▶ Data excerpts:

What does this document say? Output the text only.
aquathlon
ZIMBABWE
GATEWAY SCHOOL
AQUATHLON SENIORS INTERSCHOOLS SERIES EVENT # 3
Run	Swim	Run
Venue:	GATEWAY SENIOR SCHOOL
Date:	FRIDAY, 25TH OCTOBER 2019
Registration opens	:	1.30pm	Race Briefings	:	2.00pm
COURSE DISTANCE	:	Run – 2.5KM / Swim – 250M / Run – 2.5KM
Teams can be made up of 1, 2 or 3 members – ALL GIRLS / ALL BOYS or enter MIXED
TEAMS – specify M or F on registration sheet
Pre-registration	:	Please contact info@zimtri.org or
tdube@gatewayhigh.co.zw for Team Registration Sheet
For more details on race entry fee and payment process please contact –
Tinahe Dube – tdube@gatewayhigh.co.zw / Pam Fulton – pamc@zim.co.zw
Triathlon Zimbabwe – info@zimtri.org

▶ TASK DETAILS:
Output all of the data again, exactly.

▶ ANSWER FOR THIS EXERCISE:
What does this document say? Output the text only.
aquathlon
ZIMBABWE
GATEWAY SCHOOL
AQUATHLON SENIORS INTERSCHOOLS SERIES EVENT # 3
Run	Swim	Run
Venue:	GATEWAY SENIOR SCHOOL
Date:	FRIDAY, 25TH OCTOBER 2019
Registration opens	:	1.30pm	Race Briefings	:	2.00pm
COURSE DISTANCE	:	Run – 2.5KM / Swim – 250M / Run – 2.5KM
Teams can be made up of 1, 2 or 3 members – ALL GIRLS / ALL BOYS or enter MIXED
TEAMS – specify M or F on registration sheet
Pre-registration	:	Please contact info@zimtri.org or
tdube@gatewayhigh.co.zw for Team Registration Sheet
For more details on race entry fee and payment process please contact –
Tinahe Dube – tdube@gatewayhigh.co.zw / Pam Fulton – pamc@zim.co.zw
Triathlon Zimbabwe – info@zimtri.org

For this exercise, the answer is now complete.